* Aim
List each line of the data that holds the word "Windows".

## Start

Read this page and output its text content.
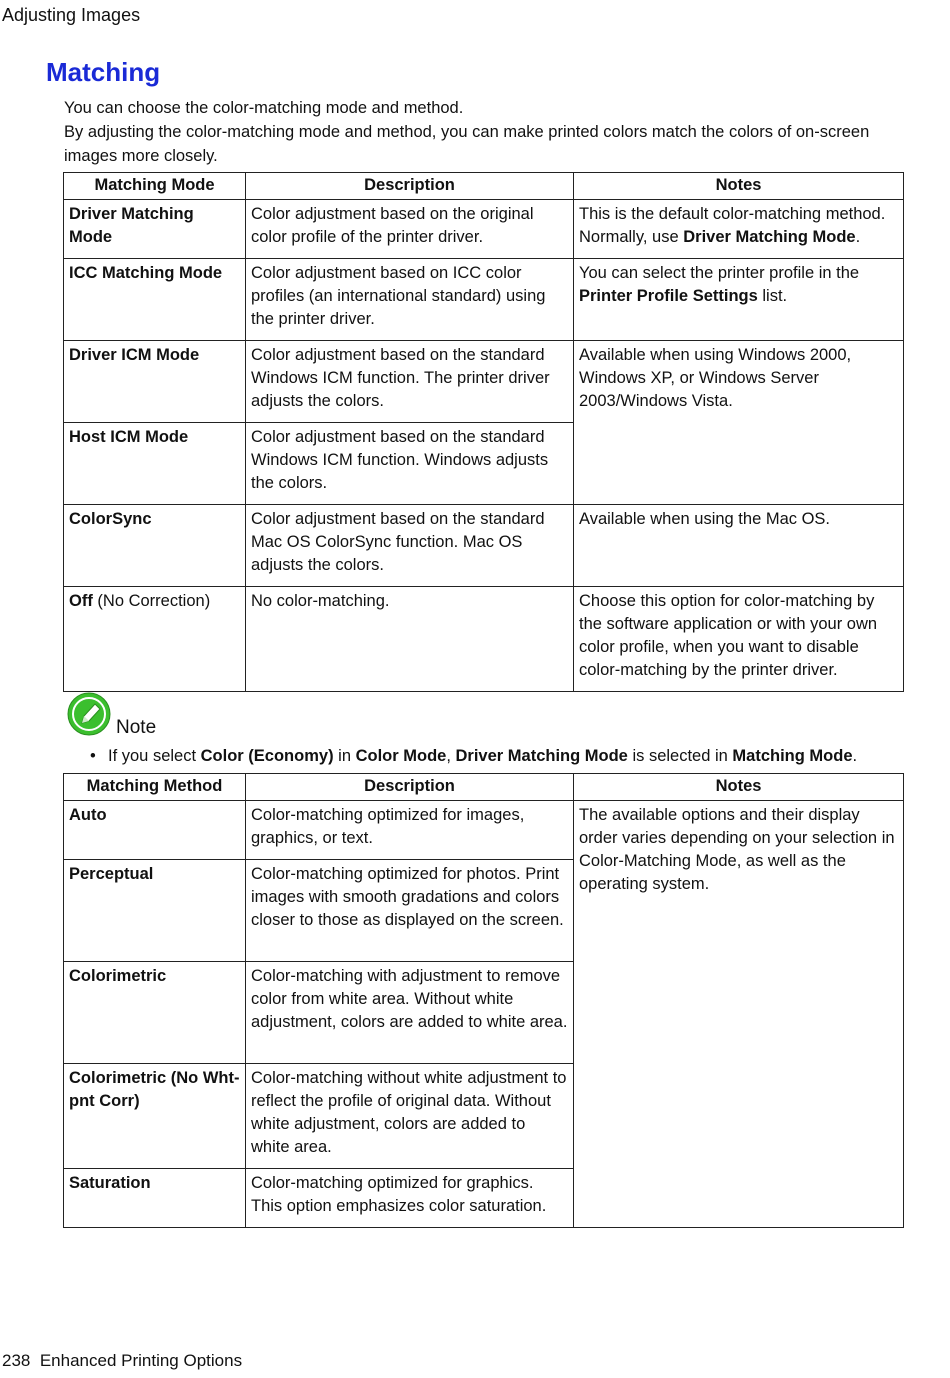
Adjusting Images
Matching

You can choose the color-matching mode and method.

By adjusting the color-matching mode and method, you can make printed colors match the colors of on-screen images more closely.

Matching Mode	Description	Notes
Driver Matching Mode	Color adjustment based on the original color profile of the printer driver.	This is the default color-matching method. Normally, use Driver Matching Mode.
ICC Matching Mode	Color adjustment based on ICC color profiles (an international standard) using the printer driver.	You can select the printer profile in the Printer Profile Settings list.
Driver ICM Mode	Color adjustment based on the standard Windows ICM function. The printer driver adjusts the colors.	Available when using Windows 2000, Windows XP, or Windows Server 2003/Windows Vista.
Host ICM Mode	Color adjustment based on the standard Windows ICM function. Windows adjusts the colors.	
ColorSync	Color adjustment based on the standard Mac OS ColorSync function. Mac OS adjusts the colors.	Available when using the Mac OS.
Off (No Correction)	No color-matching.	Choose this option for color-matching by the software application or with your own color profile, when you want to disable color-matching by the printer driver.
Note
• If you select Color (Economy) in Color Mode, Driver Matching Mode is selected in Matching Mode.
Matching Method	Description	Notes
Auto	Color-matching optimized for images, graphics, or text.	The available options and their display order varies depending on your selection in Color-Matching Mode, as well as the operating system.
Perceptual	Color-matching optimized for photos. Print images with smooth gradations and colors closer to those as displayed on the screen.	
Colorimetric	Color-matching with adjustment to remove color from white area. Without white adjustment, colors are added to white area.	
Colorimetric (No Wht-pnt Corr)	Color-matching without white adjustment to reflect the profile of original data. Without white adjustment, colors are added to white area.	
Saturation	Color-matching optimized for graphics. This option emphasizes color saturation.	
238 Enhanced Printing Options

## End

* Solution
Driver ICM Mode	Color adjustment based on the standard Windows ICM function. The printer driver adjusts the colors.	Available when using Windows 2000, Windows XP, or Windows Server 2003/Windows Vista.
Host ICM Mode	Color adjustment based on the standard Windows ICM function. Windows adjusts the colors.	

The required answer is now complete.